- Do this -
Copy out each line of the listing that has the word "JSON" in it.
-- -- --
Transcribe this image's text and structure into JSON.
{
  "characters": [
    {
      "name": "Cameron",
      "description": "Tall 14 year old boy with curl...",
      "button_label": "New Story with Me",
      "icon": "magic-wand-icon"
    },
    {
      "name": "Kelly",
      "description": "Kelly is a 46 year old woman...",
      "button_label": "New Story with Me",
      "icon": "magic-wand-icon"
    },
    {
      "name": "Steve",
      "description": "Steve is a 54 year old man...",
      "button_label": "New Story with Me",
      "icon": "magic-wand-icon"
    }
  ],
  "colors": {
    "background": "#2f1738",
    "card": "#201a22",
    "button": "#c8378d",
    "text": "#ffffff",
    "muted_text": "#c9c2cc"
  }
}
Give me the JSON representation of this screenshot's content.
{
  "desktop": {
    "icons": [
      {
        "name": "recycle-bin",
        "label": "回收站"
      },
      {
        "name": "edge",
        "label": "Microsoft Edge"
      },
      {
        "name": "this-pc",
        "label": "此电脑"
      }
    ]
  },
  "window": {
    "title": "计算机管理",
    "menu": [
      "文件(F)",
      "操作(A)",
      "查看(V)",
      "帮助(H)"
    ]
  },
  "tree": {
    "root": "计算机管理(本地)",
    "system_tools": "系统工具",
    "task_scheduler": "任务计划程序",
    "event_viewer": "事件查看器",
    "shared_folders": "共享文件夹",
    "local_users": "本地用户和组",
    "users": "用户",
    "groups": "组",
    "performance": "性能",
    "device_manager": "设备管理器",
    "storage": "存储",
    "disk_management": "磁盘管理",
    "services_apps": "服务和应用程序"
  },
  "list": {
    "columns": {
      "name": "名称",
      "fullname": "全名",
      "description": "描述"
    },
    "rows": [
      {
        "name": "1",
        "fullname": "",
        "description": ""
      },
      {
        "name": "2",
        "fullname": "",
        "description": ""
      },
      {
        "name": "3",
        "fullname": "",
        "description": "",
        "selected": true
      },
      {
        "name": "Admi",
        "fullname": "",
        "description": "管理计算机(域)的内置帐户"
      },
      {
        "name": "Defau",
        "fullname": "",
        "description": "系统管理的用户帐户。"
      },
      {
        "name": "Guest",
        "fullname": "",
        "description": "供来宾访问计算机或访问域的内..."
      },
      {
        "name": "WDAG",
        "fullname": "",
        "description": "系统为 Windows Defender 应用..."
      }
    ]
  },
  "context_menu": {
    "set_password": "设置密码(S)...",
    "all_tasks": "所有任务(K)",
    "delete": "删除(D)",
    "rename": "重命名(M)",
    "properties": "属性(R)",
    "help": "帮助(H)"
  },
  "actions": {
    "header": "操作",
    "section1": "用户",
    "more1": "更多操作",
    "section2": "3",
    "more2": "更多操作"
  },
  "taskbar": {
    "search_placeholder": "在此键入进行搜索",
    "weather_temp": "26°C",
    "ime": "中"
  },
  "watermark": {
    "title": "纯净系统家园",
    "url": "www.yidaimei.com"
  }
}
-- -- --
- Task response -
Transcribe this image's text and structure into JSON.
Give me the JSON representation of this screenshot's content.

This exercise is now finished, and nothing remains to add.